• Stated exercise: Copy every line that mentions the word "Mediana".

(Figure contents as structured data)
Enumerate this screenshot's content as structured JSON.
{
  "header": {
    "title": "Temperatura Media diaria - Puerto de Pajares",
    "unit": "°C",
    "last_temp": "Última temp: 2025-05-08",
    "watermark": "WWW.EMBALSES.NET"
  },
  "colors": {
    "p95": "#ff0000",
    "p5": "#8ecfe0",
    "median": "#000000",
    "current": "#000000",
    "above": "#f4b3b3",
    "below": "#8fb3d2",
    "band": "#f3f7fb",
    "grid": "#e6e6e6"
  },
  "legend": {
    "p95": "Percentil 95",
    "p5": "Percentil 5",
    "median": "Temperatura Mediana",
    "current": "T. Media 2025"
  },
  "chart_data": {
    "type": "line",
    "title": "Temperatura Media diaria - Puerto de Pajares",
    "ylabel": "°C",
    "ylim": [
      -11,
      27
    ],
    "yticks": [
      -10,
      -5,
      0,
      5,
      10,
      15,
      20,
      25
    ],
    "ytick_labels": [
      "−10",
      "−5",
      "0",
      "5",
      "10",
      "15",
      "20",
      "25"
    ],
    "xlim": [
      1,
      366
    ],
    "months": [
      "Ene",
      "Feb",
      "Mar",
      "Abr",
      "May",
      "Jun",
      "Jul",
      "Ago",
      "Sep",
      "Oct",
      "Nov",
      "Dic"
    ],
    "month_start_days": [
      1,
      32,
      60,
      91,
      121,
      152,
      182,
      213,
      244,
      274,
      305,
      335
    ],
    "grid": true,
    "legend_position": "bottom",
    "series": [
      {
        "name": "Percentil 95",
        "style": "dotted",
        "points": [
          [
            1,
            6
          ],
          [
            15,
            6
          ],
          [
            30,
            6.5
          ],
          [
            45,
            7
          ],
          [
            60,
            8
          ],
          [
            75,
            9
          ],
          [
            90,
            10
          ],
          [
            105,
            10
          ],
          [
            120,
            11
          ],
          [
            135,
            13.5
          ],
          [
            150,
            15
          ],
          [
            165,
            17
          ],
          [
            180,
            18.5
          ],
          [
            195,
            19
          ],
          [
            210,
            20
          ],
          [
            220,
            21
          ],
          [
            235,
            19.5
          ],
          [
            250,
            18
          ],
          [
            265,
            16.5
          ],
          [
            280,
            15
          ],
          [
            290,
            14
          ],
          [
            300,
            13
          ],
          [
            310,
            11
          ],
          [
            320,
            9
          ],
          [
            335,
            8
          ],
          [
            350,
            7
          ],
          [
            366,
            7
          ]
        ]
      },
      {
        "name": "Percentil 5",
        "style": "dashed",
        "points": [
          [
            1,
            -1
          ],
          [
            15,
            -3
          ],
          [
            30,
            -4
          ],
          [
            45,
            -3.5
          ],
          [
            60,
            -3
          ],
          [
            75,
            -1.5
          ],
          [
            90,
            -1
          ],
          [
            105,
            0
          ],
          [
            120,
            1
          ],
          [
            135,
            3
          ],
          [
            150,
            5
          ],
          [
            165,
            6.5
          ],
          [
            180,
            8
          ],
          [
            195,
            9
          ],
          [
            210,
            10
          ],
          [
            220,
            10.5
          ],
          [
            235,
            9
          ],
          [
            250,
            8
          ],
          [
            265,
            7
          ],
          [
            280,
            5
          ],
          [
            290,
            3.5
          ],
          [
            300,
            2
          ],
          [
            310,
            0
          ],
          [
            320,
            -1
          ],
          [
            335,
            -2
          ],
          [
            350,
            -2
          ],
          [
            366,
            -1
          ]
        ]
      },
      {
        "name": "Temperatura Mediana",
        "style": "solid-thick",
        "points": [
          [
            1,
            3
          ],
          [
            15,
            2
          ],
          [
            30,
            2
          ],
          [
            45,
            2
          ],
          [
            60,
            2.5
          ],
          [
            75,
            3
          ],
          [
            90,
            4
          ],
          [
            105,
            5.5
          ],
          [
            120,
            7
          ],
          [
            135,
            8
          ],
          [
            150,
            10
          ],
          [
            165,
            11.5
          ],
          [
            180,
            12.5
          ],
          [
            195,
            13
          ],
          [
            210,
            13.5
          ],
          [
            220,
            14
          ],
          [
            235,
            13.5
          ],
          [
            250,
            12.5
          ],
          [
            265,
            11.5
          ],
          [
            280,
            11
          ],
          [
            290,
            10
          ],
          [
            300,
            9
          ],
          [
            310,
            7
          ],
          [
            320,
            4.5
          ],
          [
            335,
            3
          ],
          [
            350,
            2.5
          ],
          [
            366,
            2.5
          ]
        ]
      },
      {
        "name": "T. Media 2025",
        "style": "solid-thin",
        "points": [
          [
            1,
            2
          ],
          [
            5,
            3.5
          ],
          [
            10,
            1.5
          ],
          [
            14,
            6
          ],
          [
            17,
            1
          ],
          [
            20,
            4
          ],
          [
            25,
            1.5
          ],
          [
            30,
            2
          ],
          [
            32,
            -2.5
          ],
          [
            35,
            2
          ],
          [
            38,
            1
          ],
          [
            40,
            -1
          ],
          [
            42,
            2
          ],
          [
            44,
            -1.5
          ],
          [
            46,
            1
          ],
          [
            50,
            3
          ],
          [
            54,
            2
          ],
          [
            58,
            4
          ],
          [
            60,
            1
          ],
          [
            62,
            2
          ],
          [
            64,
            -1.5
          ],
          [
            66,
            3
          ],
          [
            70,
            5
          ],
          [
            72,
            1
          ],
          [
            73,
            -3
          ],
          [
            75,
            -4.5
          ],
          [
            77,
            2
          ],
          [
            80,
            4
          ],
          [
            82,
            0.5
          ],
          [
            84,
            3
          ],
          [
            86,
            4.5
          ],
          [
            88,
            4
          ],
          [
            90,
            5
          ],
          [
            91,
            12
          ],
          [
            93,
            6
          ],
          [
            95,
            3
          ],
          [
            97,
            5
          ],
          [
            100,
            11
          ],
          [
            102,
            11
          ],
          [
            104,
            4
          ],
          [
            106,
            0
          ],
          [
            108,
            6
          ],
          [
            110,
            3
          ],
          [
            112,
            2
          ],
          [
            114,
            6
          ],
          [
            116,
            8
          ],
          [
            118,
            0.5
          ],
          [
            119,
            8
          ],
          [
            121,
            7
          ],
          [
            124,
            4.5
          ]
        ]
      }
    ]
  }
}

• Exercise result:
    "median": "Temperatura Mediana",
        "name": "Temperatura Mediana",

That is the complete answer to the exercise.